Task directions. Search the data for the word "name" and copy every line that contains it.

Dataset entries.
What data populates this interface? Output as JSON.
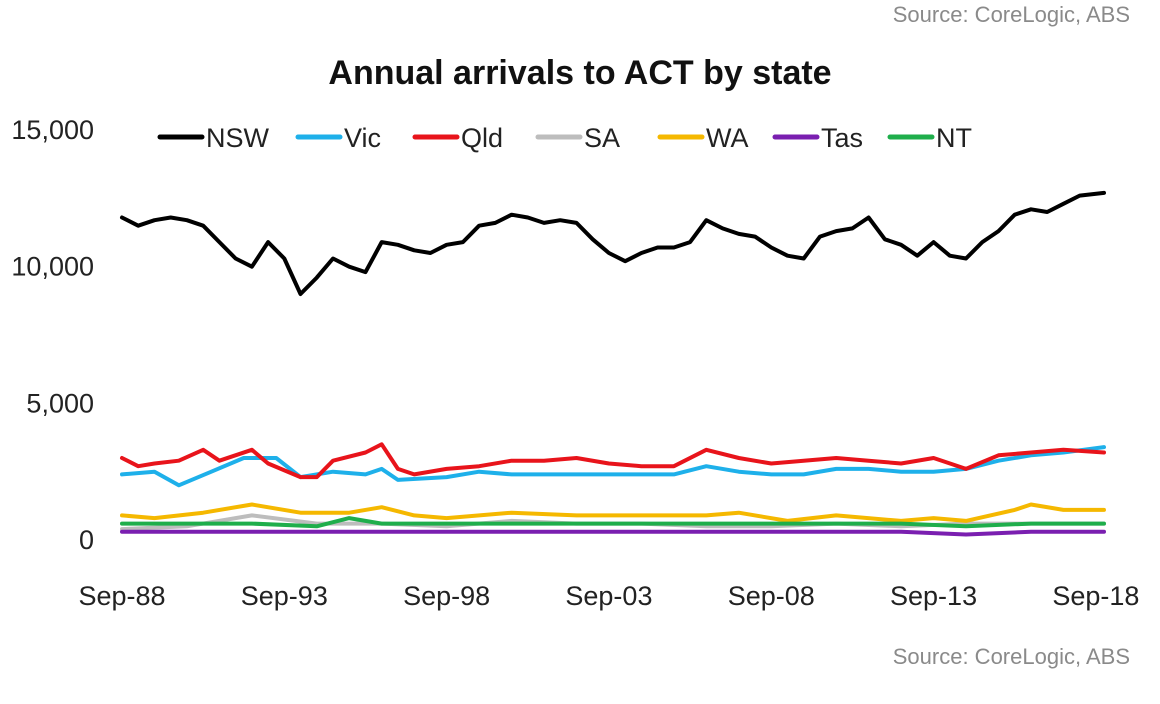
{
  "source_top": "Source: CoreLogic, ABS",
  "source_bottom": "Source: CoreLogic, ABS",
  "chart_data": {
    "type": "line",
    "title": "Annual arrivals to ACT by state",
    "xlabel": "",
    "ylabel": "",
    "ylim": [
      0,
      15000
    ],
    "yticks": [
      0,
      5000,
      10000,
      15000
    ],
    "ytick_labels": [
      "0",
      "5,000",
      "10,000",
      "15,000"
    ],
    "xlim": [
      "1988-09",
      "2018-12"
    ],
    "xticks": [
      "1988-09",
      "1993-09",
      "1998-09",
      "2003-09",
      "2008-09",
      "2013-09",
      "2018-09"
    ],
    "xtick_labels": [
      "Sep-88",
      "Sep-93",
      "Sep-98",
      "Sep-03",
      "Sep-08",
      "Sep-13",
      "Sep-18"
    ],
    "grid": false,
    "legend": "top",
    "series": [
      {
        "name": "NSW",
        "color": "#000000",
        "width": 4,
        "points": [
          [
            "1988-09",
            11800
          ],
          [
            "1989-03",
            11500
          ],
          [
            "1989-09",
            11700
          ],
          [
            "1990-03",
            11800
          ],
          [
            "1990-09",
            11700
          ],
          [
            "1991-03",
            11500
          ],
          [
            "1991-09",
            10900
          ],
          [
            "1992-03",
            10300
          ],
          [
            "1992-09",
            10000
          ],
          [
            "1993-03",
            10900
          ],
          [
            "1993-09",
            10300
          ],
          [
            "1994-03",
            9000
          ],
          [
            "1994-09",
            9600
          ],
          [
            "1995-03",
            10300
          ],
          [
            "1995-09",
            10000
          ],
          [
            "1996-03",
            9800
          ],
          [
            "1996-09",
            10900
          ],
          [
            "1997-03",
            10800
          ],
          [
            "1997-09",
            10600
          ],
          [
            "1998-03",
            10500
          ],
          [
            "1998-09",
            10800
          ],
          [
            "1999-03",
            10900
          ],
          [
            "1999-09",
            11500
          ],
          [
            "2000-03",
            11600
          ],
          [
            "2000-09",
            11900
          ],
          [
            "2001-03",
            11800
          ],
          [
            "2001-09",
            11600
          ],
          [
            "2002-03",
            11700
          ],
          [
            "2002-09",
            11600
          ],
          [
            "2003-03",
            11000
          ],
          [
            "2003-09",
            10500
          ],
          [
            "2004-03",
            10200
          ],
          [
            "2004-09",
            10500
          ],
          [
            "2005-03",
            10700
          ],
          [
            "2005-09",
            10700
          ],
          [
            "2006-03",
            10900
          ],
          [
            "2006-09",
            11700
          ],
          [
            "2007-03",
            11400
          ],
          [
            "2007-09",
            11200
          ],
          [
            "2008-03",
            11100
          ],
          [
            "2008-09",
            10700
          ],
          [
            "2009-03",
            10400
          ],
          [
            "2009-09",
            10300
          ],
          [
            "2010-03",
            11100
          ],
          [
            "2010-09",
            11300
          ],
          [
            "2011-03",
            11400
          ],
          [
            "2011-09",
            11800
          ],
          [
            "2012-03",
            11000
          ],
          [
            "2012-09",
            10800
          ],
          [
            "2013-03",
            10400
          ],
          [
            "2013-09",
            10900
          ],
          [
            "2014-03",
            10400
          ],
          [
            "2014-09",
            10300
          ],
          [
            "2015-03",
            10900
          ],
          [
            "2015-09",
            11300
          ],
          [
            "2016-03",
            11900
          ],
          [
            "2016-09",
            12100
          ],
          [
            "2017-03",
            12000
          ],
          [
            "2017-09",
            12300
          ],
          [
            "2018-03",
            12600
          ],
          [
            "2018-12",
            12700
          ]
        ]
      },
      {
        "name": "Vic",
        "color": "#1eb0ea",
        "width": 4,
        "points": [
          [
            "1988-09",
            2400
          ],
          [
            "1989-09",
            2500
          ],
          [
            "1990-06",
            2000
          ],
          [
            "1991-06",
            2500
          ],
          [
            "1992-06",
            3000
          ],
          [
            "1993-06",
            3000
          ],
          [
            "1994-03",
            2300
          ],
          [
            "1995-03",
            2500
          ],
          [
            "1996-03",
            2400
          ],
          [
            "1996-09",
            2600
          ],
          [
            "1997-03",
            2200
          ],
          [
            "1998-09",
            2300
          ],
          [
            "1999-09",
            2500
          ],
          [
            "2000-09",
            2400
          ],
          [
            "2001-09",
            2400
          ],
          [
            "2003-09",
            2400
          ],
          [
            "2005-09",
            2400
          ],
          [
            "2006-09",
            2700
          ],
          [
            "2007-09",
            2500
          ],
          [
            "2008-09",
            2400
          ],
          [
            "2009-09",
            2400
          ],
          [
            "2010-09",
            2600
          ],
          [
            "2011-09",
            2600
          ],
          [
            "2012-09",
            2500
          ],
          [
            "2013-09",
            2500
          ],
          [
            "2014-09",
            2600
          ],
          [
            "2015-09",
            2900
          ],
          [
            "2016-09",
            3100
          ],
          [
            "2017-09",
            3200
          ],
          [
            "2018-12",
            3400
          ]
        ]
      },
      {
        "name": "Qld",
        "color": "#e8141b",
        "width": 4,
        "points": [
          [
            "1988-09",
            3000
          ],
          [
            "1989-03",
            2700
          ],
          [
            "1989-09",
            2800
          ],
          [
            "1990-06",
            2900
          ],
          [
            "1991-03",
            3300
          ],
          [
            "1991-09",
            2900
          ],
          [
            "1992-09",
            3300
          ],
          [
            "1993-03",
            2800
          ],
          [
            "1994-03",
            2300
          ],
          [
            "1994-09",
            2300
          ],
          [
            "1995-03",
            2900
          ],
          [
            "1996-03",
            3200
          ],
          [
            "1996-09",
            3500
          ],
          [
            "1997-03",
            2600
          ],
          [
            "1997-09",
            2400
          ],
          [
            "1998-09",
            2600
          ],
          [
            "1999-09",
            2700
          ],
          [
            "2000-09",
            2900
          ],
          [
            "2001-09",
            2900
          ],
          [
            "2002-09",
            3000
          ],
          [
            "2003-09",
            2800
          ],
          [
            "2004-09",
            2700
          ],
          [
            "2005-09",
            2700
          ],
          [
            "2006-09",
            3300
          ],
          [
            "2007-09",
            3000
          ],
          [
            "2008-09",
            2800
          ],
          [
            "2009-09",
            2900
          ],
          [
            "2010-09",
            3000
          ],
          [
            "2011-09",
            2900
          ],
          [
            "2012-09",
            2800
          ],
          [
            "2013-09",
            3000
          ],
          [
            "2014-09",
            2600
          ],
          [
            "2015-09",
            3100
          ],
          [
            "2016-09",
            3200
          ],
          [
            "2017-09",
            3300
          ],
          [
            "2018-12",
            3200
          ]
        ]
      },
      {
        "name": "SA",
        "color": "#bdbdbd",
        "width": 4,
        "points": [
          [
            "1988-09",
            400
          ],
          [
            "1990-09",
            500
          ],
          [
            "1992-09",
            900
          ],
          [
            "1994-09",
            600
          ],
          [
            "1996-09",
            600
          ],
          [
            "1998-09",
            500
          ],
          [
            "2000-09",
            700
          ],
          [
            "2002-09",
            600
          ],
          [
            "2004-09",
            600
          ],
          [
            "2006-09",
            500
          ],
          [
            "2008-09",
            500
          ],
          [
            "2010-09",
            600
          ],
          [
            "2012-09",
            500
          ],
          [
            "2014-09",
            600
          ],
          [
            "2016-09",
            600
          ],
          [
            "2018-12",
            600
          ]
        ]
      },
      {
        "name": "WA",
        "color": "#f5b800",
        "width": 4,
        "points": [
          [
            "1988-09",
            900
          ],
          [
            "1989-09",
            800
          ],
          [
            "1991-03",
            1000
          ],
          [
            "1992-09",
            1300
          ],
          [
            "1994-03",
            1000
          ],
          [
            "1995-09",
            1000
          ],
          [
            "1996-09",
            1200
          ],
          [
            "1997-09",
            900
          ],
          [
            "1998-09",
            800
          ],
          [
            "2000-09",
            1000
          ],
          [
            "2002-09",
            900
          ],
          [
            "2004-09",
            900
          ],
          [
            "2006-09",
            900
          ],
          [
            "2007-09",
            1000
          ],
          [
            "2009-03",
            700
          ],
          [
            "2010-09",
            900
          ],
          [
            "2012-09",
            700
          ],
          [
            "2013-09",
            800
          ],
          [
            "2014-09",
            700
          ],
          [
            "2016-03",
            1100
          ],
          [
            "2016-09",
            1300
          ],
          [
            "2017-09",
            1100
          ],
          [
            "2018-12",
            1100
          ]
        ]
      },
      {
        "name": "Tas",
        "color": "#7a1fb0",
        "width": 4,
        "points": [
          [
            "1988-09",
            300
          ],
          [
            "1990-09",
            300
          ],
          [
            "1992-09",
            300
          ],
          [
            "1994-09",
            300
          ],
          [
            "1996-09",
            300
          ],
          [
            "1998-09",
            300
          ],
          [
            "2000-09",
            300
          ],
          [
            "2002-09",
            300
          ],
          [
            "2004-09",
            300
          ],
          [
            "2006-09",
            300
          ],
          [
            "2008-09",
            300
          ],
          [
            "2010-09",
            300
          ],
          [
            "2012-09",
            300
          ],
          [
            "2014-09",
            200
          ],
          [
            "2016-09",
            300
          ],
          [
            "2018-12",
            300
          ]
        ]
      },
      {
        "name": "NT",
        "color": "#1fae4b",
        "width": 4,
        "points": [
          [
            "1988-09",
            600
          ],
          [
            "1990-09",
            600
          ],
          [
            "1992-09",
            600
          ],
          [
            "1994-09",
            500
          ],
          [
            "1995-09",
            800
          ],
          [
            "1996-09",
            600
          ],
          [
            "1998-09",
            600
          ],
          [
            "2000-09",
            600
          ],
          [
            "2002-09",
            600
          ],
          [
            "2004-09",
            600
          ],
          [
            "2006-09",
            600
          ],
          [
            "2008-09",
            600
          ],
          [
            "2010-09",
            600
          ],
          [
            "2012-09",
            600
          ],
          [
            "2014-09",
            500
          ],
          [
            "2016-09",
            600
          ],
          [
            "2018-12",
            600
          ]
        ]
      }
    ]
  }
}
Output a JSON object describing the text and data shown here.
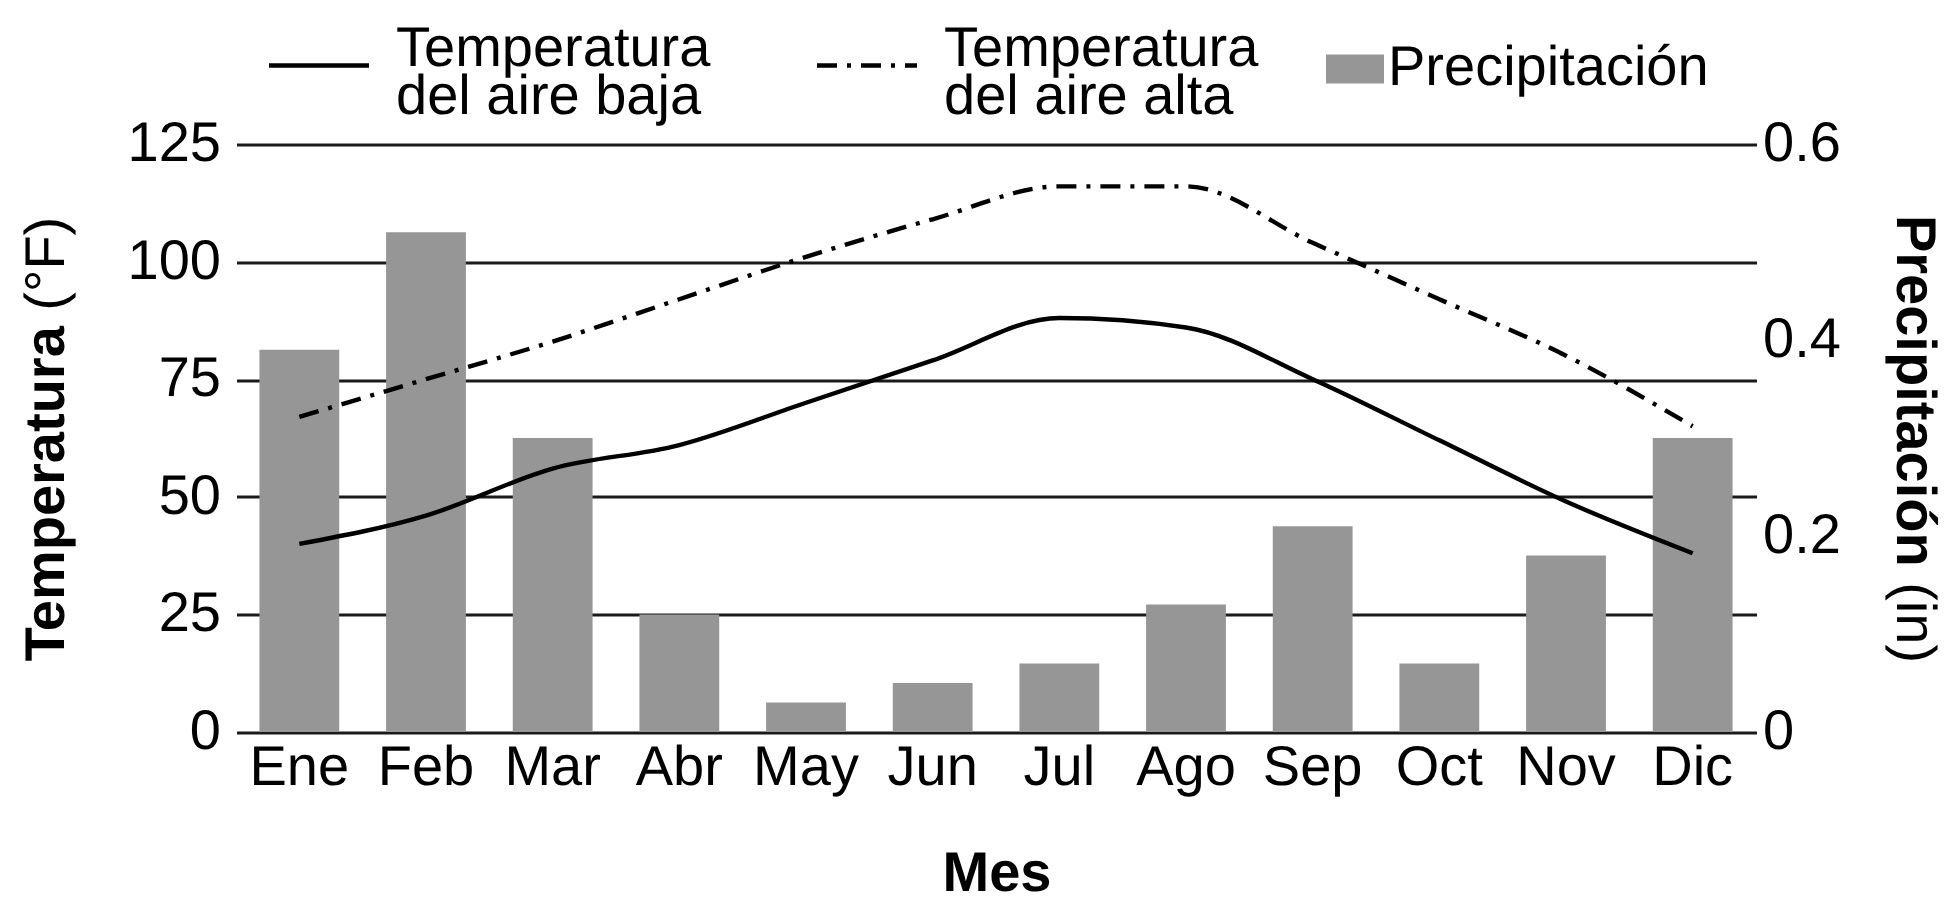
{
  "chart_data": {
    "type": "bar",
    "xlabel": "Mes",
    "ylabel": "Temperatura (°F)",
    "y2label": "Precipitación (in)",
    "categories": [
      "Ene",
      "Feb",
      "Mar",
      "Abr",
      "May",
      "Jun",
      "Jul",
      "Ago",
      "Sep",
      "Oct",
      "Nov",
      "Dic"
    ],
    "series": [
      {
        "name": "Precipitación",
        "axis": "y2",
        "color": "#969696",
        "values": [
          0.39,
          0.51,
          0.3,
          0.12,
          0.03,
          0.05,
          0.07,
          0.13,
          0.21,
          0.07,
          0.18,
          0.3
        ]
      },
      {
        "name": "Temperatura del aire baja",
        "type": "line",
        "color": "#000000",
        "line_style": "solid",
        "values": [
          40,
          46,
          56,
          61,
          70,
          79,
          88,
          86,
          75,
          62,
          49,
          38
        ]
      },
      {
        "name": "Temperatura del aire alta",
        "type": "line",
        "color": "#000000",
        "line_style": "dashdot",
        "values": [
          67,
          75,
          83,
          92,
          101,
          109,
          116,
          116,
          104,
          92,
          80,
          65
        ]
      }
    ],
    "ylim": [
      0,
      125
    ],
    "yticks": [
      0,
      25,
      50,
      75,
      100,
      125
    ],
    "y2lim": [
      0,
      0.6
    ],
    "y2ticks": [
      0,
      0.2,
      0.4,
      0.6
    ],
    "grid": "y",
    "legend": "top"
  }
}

Task answer.
        "name": "NSW",
        "name": "Vic",
        "name": "Qld",
        "name": "SA",
        "name": "WA",
        "name": "Tas",
        "name": "NT",
        "name": "Precipitación",
        "name": "Temperatura del aire baja",
        "name": "Temperatura del aire alta",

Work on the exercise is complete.